Short task — Rewrite the PiCloud post from the words "Zinc.TV (Division of" through "feeling particularly decisive.", putting "impressive" in place of "awesome".

* START Text block *

September 13th, 2012 by Ken Elkabany

We know that PiCloud is primarily associated with scientific workloads, and high-performance computing. So it may be surprising to hear that many of our earliest adopters were in fact web companies who aggregate content from all over the web. In fact, the s1 (scraping) core was in direct response to the needs of this class of users.

Zinc.TV (Division of TiVo) signed up only a couple of months after our first release. They’ve built an awesome service they call your “Internet Television Dashboard.” It’s a central location where you can search for any TV show or movie, and it’ll show you all the online sources–both free and paid–that offer it. They even have a “leanback” mode for when you aren’t feeling particularly decisive.

Zinc.TV maintains its comprehensive show catalogue by regularly scraping over 500 web properties using PiCloud. They take advantage of PiCloud’s easy parallelism for aggregating and curating data, and our interoperability with other clouds; Zinc.TV stores all their data in their own databases hosted on Amazon Web Services directly from PiCloud.

Gary Rose, co-founder and head of R&D at Zinc.TV, had the following kind words to share:


“PiCloud has been an extremely valuable partner for the growth of Zinc. We estimate that it cuts our operational costs for managing the infrastructure by over 50%, and allows us to release new sites in a fraction of the time.”

* END Text block *
* START Records provided *

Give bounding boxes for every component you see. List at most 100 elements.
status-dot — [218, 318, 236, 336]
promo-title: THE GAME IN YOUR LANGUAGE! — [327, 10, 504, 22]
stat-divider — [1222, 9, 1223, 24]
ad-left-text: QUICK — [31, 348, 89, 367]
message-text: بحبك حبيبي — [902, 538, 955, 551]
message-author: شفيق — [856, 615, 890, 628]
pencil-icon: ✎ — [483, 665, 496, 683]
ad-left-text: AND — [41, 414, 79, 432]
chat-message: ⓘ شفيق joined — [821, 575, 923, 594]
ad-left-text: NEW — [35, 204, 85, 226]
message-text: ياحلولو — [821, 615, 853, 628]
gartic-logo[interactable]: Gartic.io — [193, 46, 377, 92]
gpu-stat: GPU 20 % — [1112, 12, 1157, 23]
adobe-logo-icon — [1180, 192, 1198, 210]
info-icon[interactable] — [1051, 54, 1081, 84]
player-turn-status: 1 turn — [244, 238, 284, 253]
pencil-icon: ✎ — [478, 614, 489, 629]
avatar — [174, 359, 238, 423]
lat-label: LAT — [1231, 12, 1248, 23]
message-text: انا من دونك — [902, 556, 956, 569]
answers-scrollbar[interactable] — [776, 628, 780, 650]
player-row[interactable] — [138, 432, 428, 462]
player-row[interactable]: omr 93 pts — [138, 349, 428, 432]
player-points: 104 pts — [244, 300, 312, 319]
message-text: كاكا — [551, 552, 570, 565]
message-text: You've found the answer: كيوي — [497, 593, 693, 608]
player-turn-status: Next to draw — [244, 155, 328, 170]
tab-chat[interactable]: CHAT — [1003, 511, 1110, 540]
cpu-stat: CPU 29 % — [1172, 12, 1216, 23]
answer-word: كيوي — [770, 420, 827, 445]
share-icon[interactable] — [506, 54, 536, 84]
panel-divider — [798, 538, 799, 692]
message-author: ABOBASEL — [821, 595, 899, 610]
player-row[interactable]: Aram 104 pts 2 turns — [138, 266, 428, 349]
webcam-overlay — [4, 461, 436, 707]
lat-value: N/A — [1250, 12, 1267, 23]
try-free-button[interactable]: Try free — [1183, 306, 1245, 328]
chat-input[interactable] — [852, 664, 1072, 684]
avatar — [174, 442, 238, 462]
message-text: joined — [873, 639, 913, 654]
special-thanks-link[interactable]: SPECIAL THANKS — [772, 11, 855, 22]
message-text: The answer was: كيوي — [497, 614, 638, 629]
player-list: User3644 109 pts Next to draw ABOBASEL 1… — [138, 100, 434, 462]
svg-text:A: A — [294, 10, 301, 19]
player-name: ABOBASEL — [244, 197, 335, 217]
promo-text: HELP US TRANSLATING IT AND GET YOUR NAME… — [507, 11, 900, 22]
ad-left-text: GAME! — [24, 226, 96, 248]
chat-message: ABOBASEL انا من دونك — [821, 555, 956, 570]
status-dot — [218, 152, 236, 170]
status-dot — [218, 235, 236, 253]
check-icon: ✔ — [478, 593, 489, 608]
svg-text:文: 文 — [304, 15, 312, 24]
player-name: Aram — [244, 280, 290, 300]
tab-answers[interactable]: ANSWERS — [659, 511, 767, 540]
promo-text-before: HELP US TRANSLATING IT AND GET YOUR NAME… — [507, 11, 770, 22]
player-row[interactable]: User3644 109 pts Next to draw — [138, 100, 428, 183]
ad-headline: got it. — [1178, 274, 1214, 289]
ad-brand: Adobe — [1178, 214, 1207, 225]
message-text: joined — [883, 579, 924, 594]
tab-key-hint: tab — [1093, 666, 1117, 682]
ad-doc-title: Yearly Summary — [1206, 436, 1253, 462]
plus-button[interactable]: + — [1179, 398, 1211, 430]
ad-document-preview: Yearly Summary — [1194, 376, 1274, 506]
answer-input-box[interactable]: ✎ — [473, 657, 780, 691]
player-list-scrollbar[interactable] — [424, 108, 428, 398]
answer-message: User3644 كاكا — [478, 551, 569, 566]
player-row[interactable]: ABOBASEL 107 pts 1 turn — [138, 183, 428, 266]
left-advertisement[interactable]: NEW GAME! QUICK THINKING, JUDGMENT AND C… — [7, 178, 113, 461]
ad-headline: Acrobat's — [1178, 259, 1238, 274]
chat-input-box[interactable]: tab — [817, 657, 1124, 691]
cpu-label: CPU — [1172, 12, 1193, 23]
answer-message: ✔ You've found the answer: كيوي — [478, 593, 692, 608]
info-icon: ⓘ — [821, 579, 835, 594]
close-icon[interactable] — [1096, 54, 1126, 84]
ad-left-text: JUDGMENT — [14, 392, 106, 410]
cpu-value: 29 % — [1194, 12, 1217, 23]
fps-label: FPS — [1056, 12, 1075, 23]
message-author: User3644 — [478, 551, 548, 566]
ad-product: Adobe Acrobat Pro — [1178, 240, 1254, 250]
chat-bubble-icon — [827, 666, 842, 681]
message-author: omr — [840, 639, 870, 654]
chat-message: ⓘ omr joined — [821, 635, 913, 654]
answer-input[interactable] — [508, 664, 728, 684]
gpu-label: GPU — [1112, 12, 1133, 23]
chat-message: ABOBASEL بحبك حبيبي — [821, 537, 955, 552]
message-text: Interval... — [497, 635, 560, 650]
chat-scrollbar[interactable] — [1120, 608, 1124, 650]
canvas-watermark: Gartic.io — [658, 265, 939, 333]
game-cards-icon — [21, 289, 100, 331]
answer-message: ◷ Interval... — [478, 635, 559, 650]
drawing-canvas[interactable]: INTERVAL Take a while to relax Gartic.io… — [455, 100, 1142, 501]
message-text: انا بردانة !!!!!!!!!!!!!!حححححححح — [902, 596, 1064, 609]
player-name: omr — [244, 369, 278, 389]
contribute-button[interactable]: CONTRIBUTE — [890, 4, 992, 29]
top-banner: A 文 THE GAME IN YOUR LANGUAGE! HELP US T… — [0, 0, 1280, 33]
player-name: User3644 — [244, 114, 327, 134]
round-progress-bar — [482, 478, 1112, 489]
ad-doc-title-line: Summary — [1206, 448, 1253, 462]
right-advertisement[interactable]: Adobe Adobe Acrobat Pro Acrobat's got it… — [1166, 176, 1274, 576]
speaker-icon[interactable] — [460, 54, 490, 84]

* END Records provided *

Reply —
Zinc.TV (Division of TiVo) signed up only a couple of months after our first release. They’ve built an impressive service they call your “Internet Television Dashboard.” It’s a central location where you can search for any TV show or movie, and it’ll show you all the online sources–both free and paid–that offer it. They even have a “leanback” mode for when you aren’t feeling particularly decisive.